** start Given records **

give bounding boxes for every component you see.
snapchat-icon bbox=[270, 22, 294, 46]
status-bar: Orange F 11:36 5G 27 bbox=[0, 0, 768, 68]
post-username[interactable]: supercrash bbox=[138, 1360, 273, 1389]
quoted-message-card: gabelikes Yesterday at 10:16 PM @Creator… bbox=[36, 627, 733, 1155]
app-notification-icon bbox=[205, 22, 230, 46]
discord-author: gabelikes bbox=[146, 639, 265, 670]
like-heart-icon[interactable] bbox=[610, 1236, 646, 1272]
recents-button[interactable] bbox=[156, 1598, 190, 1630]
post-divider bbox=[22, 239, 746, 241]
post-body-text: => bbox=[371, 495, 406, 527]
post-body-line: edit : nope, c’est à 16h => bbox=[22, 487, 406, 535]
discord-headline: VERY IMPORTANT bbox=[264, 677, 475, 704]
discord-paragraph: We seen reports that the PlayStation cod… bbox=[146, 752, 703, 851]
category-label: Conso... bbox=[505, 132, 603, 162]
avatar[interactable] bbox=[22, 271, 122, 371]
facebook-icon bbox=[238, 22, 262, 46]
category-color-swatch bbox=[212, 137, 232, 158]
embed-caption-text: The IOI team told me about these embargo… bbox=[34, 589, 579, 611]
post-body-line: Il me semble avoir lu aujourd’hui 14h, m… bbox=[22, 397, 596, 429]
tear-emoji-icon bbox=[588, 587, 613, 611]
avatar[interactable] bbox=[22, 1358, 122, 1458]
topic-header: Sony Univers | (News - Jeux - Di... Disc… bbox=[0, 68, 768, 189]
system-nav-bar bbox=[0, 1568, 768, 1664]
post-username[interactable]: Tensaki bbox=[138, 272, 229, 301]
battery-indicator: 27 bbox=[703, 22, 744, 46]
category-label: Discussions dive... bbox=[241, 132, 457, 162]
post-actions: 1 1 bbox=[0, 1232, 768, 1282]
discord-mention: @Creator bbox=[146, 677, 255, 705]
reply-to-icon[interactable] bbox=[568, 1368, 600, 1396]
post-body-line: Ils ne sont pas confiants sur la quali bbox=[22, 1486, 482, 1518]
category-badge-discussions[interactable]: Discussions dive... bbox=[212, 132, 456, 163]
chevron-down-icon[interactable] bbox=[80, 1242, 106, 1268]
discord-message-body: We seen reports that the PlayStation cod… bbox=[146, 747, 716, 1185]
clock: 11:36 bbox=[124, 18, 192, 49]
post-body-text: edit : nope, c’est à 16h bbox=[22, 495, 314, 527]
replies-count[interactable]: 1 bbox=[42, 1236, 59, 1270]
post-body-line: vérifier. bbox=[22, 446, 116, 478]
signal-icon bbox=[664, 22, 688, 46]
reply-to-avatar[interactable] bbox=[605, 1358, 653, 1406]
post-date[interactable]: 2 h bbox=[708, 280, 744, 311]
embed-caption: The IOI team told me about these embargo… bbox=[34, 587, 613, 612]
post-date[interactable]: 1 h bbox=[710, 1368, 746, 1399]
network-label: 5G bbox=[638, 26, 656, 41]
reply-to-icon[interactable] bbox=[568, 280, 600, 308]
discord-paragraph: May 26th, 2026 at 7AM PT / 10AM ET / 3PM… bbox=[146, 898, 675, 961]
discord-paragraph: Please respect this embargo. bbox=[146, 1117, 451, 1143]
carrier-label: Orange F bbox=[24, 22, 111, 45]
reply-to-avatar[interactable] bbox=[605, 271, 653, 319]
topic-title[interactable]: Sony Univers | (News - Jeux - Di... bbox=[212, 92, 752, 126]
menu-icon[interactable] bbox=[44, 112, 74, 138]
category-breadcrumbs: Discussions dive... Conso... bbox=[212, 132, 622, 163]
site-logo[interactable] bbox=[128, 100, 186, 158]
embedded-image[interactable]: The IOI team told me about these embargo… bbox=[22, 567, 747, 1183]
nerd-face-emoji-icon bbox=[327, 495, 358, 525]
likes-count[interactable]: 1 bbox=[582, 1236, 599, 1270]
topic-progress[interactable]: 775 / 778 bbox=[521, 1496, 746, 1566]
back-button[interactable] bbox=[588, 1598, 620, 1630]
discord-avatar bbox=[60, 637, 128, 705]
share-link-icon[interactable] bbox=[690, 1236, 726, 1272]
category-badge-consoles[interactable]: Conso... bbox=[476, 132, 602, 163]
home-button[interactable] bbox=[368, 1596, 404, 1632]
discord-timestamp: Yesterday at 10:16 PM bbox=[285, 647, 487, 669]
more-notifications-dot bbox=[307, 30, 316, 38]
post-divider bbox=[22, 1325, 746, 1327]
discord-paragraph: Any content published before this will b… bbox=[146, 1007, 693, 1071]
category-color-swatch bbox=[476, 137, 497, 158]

** end Given records **

Task goal
Show each line in the entries above that contains the string "body".

Completed exercise
post-body-text: => bbox=[371, 495, 406, 527]
post-body-line: edit : nope, c’est à 16h => bbox=[22, 487, 406, 535]
post-body-line: Il me semble avoir lu aujourd’hui 14h, m… bbox=[22, 397, 596, 429]
post-body-line: Ils ne sont pas confiants sur la quali bbox=[22, 1486, 482, 1518]
discord-message-body: We seen reports that the PlayStation cod… bbox=[146, 747, 716, 1185]
post-body-text: edit : nope, c’est à 16h bbox=[22, 495, 314, 527]
post-body-line: vérifier. bbox=[22, 446, 116, 478]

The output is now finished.